_WHAT YOU NEED TO DO_: List every line in the rows below that contains the string "ffos", matching case exactly.

[Layout annotation rows]
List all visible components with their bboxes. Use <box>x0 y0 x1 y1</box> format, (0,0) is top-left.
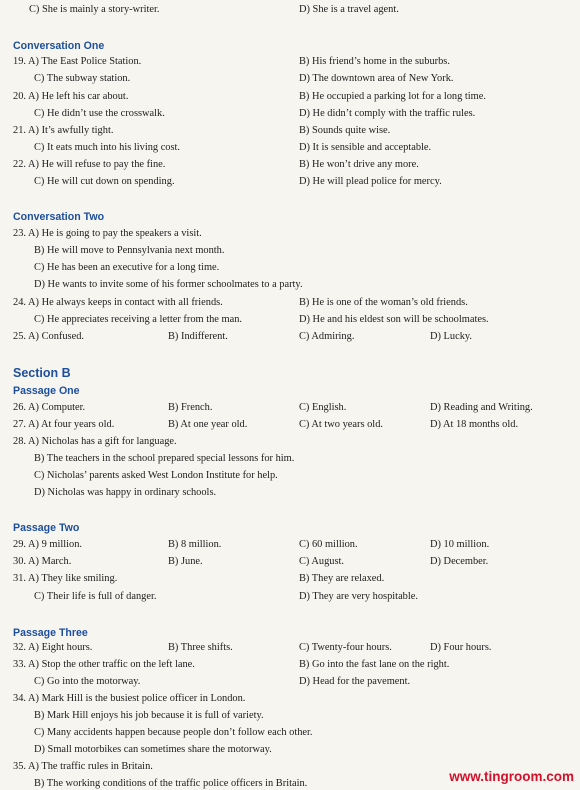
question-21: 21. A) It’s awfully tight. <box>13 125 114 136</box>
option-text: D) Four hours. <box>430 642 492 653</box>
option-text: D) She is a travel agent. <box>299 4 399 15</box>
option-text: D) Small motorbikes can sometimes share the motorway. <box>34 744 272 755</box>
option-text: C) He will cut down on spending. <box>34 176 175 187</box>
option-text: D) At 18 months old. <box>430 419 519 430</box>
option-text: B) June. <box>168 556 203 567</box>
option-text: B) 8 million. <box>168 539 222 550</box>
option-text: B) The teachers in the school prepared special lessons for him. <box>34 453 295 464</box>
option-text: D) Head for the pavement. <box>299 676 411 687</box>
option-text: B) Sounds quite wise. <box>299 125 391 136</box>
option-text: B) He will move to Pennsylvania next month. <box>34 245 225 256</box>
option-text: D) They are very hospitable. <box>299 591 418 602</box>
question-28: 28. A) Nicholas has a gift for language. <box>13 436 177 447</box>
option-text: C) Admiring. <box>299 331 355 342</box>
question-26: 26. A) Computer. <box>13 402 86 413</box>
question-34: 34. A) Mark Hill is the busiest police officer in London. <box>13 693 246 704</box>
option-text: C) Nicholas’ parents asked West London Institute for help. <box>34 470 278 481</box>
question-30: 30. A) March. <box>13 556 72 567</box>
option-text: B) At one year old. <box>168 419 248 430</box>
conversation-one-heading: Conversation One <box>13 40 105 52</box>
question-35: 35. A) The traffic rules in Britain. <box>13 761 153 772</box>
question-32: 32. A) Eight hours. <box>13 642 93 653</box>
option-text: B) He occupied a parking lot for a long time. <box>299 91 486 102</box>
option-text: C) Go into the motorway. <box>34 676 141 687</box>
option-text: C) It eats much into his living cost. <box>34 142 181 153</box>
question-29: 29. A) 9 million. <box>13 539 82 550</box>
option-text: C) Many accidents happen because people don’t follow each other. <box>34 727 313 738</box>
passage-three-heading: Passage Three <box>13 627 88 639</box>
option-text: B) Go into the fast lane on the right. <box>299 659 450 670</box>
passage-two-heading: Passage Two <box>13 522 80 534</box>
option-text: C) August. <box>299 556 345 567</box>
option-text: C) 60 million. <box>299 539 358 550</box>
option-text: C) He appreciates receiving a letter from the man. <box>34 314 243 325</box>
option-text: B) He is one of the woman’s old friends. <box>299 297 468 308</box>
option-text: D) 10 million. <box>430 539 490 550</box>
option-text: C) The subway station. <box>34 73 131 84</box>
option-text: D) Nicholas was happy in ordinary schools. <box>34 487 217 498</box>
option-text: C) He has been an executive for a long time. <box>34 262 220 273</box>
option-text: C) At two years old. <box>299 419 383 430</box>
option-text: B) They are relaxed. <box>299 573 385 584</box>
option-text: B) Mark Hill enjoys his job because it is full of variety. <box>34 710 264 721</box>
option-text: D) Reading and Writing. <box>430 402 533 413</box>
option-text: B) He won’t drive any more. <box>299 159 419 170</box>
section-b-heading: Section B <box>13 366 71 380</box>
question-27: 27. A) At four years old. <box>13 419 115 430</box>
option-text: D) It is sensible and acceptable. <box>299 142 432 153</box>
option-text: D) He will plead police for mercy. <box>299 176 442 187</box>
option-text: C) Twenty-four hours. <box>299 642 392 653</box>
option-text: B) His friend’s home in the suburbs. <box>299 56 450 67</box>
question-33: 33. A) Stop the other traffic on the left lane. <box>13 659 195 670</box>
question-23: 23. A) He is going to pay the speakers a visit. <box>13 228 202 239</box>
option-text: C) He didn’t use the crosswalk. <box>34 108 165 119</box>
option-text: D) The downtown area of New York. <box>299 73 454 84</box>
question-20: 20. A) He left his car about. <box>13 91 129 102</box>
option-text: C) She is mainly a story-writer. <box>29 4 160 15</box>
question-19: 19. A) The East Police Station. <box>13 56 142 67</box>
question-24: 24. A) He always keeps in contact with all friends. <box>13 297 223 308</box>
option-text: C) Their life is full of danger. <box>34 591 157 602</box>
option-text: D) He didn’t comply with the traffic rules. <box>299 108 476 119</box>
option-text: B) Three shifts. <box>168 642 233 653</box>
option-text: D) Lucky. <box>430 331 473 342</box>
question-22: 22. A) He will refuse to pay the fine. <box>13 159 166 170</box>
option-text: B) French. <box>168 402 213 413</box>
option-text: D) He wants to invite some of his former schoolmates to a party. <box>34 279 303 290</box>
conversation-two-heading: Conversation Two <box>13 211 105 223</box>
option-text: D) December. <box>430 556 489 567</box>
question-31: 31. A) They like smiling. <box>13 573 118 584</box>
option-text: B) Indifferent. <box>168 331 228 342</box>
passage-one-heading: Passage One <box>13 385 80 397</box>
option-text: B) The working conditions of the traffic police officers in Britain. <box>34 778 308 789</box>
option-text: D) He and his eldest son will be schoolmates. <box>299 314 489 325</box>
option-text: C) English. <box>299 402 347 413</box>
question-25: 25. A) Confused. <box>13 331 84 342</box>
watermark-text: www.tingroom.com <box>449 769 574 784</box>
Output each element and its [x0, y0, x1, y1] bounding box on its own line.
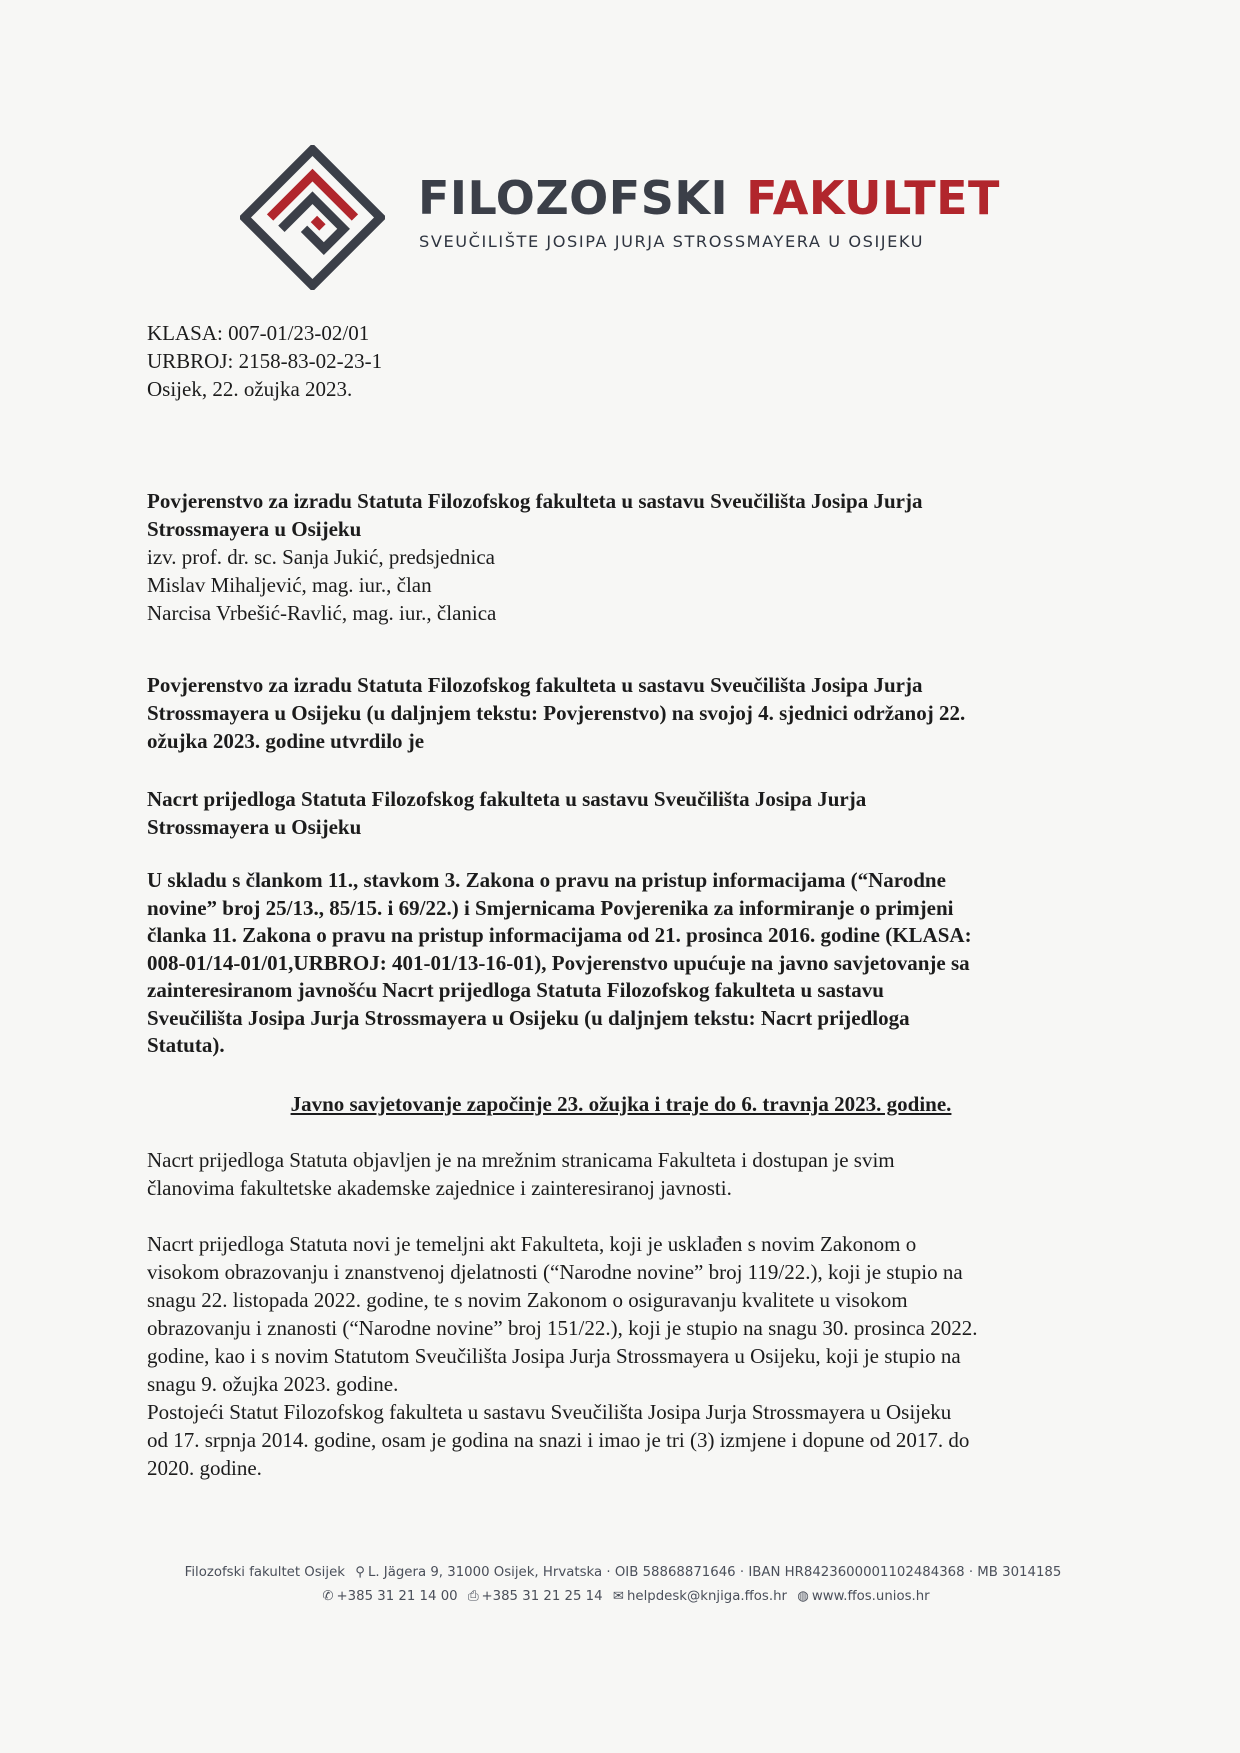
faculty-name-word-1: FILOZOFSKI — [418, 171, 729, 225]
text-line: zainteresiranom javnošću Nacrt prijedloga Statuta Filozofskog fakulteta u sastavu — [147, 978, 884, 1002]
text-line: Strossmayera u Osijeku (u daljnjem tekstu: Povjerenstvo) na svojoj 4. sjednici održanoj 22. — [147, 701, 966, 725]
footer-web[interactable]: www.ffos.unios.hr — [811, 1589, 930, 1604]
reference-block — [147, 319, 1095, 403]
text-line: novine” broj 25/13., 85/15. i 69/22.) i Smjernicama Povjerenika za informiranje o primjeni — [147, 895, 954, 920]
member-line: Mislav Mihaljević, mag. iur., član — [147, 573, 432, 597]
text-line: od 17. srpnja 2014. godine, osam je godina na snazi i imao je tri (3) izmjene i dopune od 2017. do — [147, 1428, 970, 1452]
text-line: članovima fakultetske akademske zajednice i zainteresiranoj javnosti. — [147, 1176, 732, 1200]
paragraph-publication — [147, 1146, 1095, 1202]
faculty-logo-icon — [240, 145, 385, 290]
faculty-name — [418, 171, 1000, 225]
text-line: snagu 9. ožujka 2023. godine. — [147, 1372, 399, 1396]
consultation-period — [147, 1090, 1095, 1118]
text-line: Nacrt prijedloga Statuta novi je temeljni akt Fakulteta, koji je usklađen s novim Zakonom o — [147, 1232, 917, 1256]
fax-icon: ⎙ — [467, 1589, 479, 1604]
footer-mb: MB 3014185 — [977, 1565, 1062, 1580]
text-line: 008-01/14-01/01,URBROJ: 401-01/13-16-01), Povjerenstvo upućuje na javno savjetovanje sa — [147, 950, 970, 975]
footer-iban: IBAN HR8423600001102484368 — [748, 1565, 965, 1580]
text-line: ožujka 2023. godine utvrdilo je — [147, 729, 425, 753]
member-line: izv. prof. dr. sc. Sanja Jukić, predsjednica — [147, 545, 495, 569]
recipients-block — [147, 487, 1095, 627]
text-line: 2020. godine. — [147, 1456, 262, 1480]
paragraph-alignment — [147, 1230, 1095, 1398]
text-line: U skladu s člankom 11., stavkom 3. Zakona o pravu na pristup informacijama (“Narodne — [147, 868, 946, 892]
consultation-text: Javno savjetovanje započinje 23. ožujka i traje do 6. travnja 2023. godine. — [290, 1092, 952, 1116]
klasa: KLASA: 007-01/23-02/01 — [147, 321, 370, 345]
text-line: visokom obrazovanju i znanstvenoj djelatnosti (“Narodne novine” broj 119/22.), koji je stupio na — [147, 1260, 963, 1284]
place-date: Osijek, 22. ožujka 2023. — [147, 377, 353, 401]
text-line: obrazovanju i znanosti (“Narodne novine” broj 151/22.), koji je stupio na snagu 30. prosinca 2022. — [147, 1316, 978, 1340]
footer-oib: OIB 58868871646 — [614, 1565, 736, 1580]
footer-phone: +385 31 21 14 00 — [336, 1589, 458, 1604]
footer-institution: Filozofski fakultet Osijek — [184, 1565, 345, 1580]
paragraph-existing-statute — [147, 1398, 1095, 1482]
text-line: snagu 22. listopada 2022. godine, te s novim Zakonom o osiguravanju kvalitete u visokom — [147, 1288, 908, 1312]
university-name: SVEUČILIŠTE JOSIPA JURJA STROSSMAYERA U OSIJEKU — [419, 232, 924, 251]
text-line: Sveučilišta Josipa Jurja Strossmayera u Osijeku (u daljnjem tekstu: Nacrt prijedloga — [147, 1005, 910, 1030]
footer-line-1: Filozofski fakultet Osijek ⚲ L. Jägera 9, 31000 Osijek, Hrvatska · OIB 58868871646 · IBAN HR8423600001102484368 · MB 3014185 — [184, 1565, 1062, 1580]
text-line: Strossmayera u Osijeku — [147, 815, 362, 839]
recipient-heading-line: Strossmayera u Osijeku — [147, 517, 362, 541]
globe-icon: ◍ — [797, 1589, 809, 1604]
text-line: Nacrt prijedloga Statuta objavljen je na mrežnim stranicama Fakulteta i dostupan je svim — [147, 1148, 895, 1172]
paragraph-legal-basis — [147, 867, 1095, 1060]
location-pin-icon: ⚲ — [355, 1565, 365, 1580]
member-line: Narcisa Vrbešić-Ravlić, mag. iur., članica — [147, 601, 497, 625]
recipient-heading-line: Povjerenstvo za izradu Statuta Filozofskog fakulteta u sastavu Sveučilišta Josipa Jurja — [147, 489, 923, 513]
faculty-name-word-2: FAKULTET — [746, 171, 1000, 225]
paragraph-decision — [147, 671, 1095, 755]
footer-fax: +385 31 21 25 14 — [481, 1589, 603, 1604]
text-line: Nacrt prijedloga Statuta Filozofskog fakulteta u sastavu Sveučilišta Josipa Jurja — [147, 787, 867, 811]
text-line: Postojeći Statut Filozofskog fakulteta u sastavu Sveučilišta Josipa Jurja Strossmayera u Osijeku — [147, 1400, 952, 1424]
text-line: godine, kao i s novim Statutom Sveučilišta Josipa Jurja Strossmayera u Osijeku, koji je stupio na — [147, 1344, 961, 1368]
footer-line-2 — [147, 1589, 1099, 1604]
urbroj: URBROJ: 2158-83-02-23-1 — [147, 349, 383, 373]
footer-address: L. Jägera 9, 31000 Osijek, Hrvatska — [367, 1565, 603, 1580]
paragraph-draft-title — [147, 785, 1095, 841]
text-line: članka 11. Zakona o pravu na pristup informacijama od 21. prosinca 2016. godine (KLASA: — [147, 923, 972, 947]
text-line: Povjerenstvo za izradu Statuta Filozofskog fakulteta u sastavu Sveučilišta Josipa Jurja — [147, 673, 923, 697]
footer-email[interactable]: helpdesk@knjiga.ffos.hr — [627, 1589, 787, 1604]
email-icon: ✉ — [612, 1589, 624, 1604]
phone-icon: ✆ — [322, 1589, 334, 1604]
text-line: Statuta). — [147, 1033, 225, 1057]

* * *

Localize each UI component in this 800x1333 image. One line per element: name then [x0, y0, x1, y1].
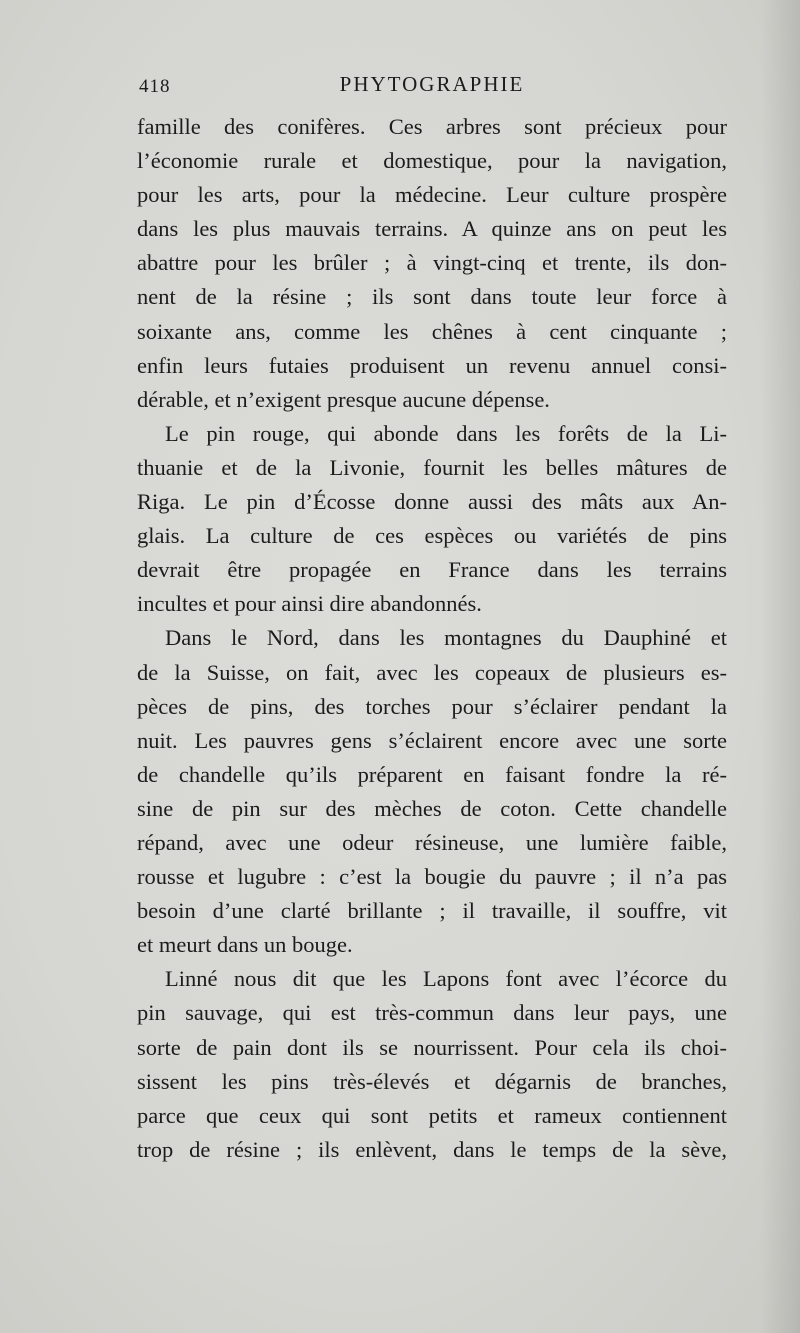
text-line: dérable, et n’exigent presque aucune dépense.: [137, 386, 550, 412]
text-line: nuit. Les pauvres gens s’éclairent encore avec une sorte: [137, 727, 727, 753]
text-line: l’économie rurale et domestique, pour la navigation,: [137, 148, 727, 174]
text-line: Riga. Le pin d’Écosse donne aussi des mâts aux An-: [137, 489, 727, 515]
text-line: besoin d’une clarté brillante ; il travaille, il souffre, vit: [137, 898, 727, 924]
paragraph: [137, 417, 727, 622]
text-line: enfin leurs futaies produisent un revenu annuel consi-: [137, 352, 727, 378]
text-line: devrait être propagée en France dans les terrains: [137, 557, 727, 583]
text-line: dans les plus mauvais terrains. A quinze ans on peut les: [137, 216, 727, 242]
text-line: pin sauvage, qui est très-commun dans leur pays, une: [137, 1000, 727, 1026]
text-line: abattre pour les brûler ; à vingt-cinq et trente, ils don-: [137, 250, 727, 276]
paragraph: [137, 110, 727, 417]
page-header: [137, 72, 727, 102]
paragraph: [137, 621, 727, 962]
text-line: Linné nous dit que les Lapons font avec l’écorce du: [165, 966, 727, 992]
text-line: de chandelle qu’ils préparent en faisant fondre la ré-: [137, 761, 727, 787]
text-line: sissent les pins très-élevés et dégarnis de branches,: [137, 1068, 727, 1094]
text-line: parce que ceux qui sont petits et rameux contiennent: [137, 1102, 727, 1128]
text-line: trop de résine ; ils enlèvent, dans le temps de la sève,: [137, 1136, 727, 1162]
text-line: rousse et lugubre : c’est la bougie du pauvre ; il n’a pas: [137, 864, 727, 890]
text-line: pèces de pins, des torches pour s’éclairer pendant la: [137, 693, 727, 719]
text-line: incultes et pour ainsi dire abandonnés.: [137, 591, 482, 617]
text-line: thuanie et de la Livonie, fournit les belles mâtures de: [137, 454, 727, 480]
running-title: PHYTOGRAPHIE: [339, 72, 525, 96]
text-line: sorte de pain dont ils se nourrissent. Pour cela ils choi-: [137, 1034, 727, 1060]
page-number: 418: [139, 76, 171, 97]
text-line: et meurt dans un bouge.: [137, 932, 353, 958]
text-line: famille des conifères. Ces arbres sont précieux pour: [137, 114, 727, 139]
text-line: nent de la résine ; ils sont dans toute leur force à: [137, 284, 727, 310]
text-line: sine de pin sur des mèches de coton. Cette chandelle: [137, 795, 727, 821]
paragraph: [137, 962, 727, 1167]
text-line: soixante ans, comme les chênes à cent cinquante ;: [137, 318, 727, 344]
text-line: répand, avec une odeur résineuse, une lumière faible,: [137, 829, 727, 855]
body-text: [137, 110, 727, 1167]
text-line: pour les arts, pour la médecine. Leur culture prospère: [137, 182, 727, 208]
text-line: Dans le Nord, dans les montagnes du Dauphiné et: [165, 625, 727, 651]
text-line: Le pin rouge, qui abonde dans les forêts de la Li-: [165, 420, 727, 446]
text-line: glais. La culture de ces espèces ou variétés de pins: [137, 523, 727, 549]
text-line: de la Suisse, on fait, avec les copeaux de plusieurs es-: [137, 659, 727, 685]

_EXPECTED ANSWER_:
footer-web[interactable]: www.ffos.unios.hr — [811, 1589, 930, 1604]
footer-email[interactable]: helpdesk@knjiga.ffos.hr — [627, 1589, 787, 1604]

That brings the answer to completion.